------ ENTRIES ------

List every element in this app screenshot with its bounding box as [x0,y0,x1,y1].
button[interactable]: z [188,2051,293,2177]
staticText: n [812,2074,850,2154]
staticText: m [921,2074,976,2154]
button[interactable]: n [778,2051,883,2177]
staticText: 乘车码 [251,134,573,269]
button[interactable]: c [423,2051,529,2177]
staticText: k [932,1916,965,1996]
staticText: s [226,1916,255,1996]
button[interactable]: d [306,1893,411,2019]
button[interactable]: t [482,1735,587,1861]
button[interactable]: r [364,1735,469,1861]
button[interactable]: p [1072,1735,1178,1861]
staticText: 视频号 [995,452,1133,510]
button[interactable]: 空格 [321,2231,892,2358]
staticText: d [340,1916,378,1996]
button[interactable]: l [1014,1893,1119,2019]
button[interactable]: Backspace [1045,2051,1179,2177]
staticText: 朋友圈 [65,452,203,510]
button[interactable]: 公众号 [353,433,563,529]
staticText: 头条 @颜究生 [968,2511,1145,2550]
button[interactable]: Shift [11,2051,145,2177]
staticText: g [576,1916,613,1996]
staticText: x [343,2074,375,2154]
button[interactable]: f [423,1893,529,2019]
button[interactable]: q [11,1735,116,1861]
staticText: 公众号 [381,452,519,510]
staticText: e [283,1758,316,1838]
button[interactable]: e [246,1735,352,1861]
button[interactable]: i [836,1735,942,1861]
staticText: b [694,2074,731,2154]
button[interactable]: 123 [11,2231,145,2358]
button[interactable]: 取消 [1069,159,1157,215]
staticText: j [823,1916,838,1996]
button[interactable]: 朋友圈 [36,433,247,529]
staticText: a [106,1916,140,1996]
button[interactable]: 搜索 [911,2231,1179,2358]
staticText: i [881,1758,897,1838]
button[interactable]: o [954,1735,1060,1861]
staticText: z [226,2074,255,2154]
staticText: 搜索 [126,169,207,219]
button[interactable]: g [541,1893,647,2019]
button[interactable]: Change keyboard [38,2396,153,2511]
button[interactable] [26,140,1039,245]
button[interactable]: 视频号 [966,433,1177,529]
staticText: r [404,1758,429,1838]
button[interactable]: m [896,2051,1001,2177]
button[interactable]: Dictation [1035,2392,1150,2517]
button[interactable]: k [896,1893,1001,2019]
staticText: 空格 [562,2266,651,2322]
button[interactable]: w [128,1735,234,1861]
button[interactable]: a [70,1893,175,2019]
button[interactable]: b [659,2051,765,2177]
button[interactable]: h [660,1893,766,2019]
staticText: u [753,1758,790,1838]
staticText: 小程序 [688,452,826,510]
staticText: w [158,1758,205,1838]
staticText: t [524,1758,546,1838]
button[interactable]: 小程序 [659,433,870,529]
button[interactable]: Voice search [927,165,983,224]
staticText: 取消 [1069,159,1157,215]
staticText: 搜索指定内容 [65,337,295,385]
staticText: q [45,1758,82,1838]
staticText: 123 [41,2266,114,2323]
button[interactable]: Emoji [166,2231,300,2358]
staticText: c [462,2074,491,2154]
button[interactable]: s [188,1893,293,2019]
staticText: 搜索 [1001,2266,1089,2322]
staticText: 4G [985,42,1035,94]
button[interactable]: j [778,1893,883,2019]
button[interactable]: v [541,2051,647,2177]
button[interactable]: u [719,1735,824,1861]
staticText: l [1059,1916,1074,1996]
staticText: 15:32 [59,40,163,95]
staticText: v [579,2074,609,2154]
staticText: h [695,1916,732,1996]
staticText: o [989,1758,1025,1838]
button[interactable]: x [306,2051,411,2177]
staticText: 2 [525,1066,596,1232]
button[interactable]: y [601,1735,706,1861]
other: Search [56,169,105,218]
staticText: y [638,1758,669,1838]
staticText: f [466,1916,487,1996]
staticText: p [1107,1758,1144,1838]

------

== GOAL OF THE EXERCISE ==
Present every line from the top of the records above down to the one containing "button[interactable]: Backspace [1045,2051,1179,2177]", inclusive, as a Markdown table with the columns No. and Line, skipping any blank lines.

== THE RESULT ==
| No. | Line |
|---|---|
| 1 | List every element in this app screenshot with its bounding box as [x0,y0,x1,y1]. |
| 2 | button[interactable]: z [188,2051,293,2177] |
| 3 | staticText: n [812,2074,850,2154] |
| 4 | staticText: m [921,2074,976,2154] |
| 5 | button[interactable]: n [778,2051,883,2177] |
| 6 | staticText: 乘车码 [251,134,573,269] |
| 7 | button[interactable]: c [423,2051,529,2177] |
| 8 | staticText: k [932,1916,965,1996] |
| 9 | staticText: s [226,1916,255,1996] |
| 10 | button[interactable]: d [306,1893,411,2019] |
| 11 | button[interactable]: t [482,1735,587,1861] |
| 12 | button[interactable]: r [364,1735,469,1861] |
| 13 | button[interactable]: p [1072,1735,1178,1861] |
| 14 | staticText: 视频号 [995,452,1133,510] |
| 15 | button[interactable]: 空格 [321,2231,892,2358] |
| 16 | staticText: d [340,1916,378,1996] |
| 17 | button[interactable]: l [1014,1893,1119,2019] |
| 18 | button[interactable]: Backspace [1045,2051,1179,2177] |